#### TASK TO COMPLETE
Search the material below for the word "Черноморский" and copy every line in which it occurs.

#### MATERIAL FOR THIS TASK
** begin **

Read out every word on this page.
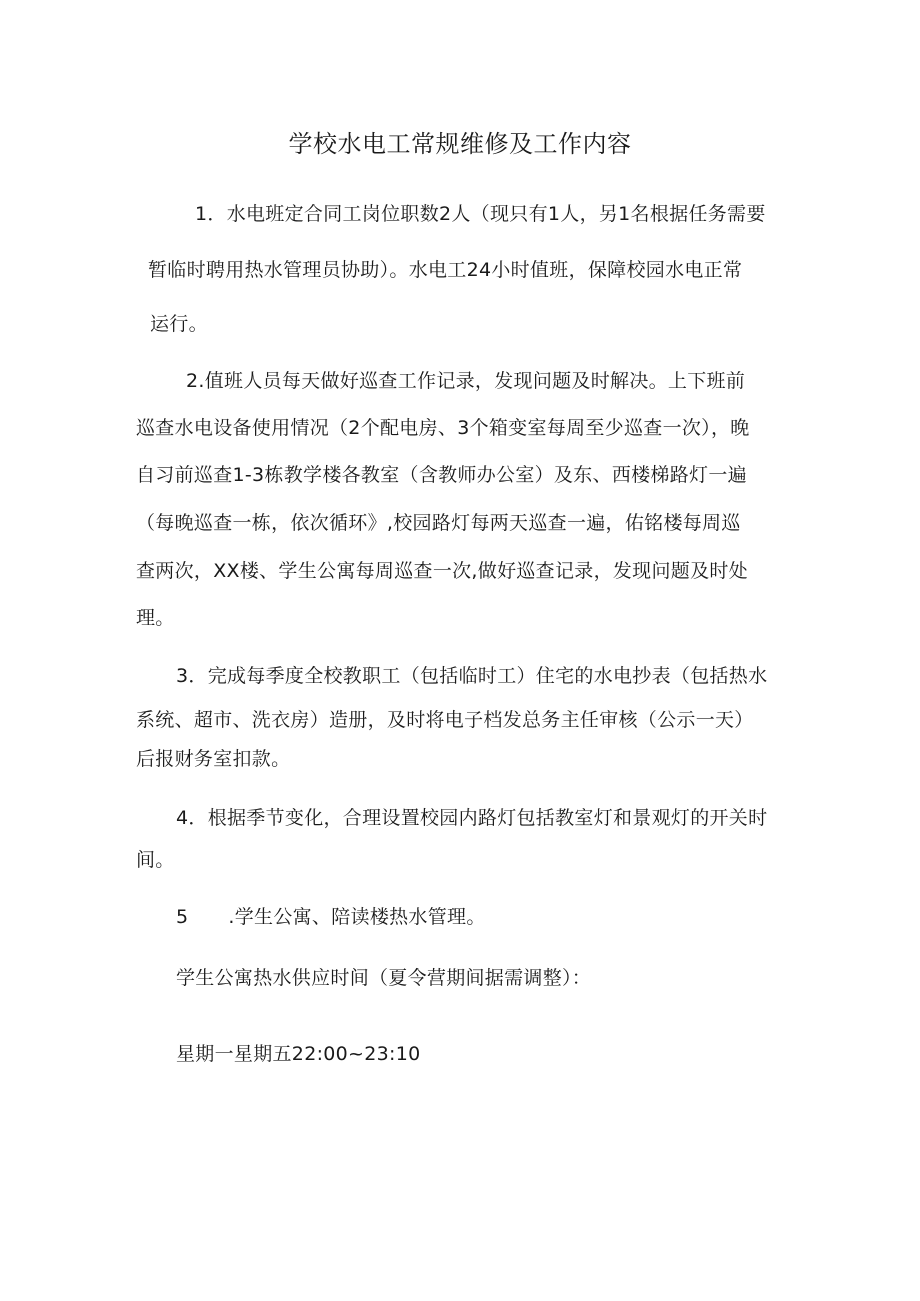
学校水电工常规维修及工作内容
1．水电班定合同工岗位职数2人（现只有1人，另1名根据任务需要
暂临时聘用热水管理员协助）。水电工24小时值班，保障校园水电正常
运行。
2.值班人员每天做好巡查工作记录，发现问题及时解决。上下班前
巡查水电设备使用情况（2个配电房、3个箱变室每周至少巡查一次），晚
自习前巡查1-3栋教学楼各教室（含教师办公室）及东、西楼梯路灯一遍
（每晚巡查一栋，依次循环》,校园路灯每两天巡查一遍，佑铭楼每周巡
查两次，XX楼、学生公寓每周巡查一次,做好巡查记录，发现问题及时处
理。
3．完成每季度全校教职工（包括临时工）住宅的水电抄表（包括热水
系统、超市、洗衣房）造册，及时将电子档发总务主任审核（公示一天）
后报财务室扣款。
4．根据季节变化，合理设置校园内路灯包括教室灯和景观灯的开关时
间。
5 .学生公寓、陪读楼热水管理。
学生公寓热水供应时间（夏令营期间据需调整）：
星期一星期五22:00~23:10
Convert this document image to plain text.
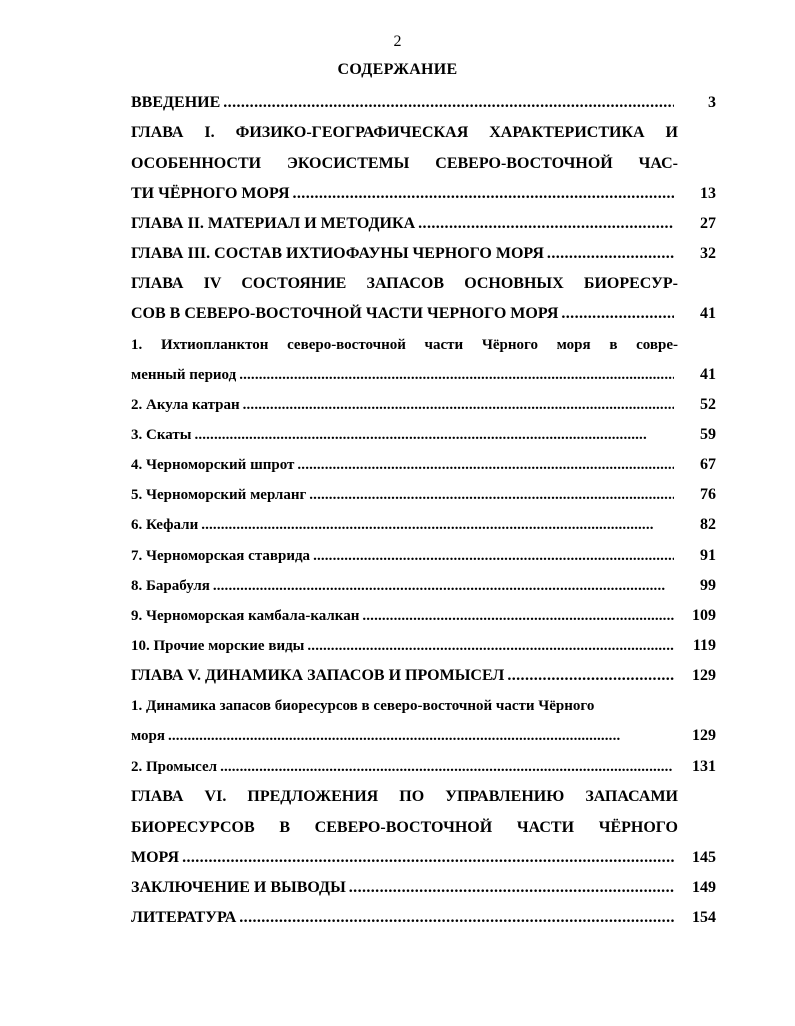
2
СОДЕРЖАНИЕ
ВВЕДЕНИЕ . . .	3
ГЛАВА I. ФИЗИКО-ГЕОГРАФИЧЕСКАЯ ХАРАКТЕРИСТИКА И
ОСОБЕННОСТИ ЭКОСИСТЕМЫ СЕВЕРО-ВОСТОЧНОЙ ЧАС-
ТИ ЧЁРНОГО МОРЯ . . .	13
ГЛАВА II. МАТЕРИАЛ И МЕТОДИКА . . .	27
ГЛАВА III. СОСТАВ ИХТИОФАУНЫ ЧЕРНОГО МОРЯ . . .	32
ГЛАВА IV СОСТОЯНИЕ ЗАПАСОВ ОСНОВНЫХ БИОРЕСУР-
СОВ В СЕВЕРО-ВОСТОЧНОЙ ЧАСТИ ЧЕРНОГО МОРЯ . . .	41
1. Ихтиопланктон северо-восточной части Чёрного моря в совре-
менный период . . .	41
2. Акула катран . . .	52
3. Скаты . . .	59
4. Черноморский шпрот . . .	67
5. Черноморский мерланг . . .	76
6. Кефали . . .	82
7. Черноморская ставрида . . .	91
8. Барабуля . . .	99
9. Черноморская камбала-калкан . . .	109
10. Прочие морские виды . . .	119
ГЛАВА V. ДИНАМИКА ЗАПАСОВ И ПРОМЫСЕЛ . . .	129
1. Динамика запасов биоресурсов в северо-восточной части Чёрного
моря . . .	129
2. Промысел . . .	131
ГЛАВА VI. ПРЕДЛОЖЕНИЯ ПО УПРАВЛЕНИЮ ЗАПАСАМИ
БИОРЕСУРСОВ В СЕВЕРО-ВОСТОЧНОЙ ЧАСТИ ЧЁРНОГО
МОРЯ . . .	145
ЗАКЛЮЧЕНИЕ И ВЫВОДЫ . . .	149
ЛИТЕРАТУРА . . .	154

** end **

#### REPLY TO THE EXERCISE
4. Черноморский шпрот . . .	67
5. Черноморский мерланг . . .	76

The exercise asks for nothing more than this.